_What is required_
Write out exactly, please, the lines from the one containing "Parse this screenshot: output" to the end of the material.

_Excerpted records_
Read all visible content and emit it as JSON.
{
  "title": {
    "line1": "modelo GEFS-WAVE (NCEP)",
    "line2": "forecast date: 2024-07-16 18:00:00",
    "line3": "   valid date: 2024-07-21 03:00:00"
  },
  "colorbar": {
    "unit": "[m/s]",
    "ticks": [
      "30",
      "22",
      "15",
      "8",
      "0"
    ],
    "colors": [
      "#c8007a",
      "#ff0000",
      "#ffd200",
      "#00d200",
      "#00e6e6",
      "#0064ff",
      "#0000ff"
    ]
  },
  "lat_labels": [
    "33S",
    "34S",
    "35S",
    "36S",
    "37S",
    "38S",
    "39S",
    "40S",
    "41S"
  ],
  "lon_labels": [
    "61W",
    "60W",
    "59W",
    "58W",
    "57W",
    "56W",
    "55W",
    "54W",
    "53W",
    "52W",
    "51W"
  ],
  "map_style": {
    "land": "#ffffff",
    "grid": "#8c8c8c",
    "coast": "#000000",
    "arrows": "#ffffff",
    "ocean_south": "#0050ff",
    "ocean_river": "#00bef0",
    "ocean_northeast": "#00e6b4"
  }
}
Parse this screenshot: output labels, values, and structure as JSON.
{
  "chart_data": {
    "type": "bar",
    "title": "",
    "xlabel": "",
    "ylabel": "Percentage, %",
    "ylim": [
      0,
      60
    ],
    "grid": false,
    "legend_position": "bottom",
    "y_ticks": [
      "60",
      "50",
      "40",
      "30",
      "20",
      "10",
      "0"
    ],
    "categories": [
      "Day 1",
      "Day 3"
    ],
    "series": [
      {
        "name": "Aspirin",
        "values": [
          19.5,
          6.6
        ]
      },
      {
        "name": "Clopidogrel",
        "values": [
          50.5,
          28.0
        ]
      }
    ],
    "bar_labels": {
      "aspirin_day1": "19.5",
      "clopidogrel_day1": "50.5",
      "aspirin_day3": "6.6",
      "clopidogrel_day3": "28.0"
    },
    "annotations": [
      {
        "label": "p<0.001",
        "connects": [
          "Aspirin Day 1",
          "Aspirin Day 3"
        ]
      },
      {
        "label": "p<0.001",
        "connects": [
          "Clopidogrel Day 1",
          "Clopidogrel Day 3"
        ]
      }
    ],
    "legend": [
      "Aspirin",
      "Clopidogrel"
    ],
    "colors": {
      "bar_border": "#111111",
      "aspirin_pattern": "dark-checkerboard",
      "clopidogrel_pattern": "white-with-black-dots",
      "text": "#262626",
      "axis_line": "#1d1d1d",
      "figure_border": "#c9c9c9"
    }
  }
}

_Written solution_
Parse this screenshot: output labels, values, and structure as JSON.
{
  "chart_data": {
    "type": "bar",
    "title": "",
    "xlabel": "",
    "ylabel": "Percentage, %",
    "ylim": [
      0,
      60
    ],
    "grid": false,
    "legend_position": "bottom",
    "y_ticks": [
      "60",
      "50",
      "40",
      "30",
      "20",
      "10",
      "0"
    ],
    "categories": [
      "Day 1",
      "Day 3"
    ],
    "series": [
      {
        "name": "Aspirin",
        "values": [
          19.5,
          6.6
        ]
      },
      {
        "name": "Clopidogrel",
        "values": [
          50.5,
          28.0
        ]
      }
    ],
    "bar_labels": {
      "aspirin_day1": "19.5",
      "clopidogrel_day1": "50.5",
      "aspirin_day3": "6.6",
      "clopidogrel_day3": "28.0"
    },
    "annotations": [
      {
        "label": "p<0.001",
        "connects": [
          "Aspirin Day 1",
          "Aspirin Day 3"
        ]
      },
      {
        "label": "p<0.001",
        "connects": [
          "Clopidogrel Day 1",
          "Clopidogrel Day 3"
        ]
      }
    ],
    "legend": [
      "Aspirin",
      "Clopidogrel"
    ],
    "colors": {
      "bar_border": "#111111",
      "aspirin_pattern": "dark-checkerboard",
      "clopidogrel_pattern": "white-with-black-dots",
      "text": "#262626",
      "axis_line": "#1d1d1d",
      "figure_border": "#c9c9c9"
    }
  }
}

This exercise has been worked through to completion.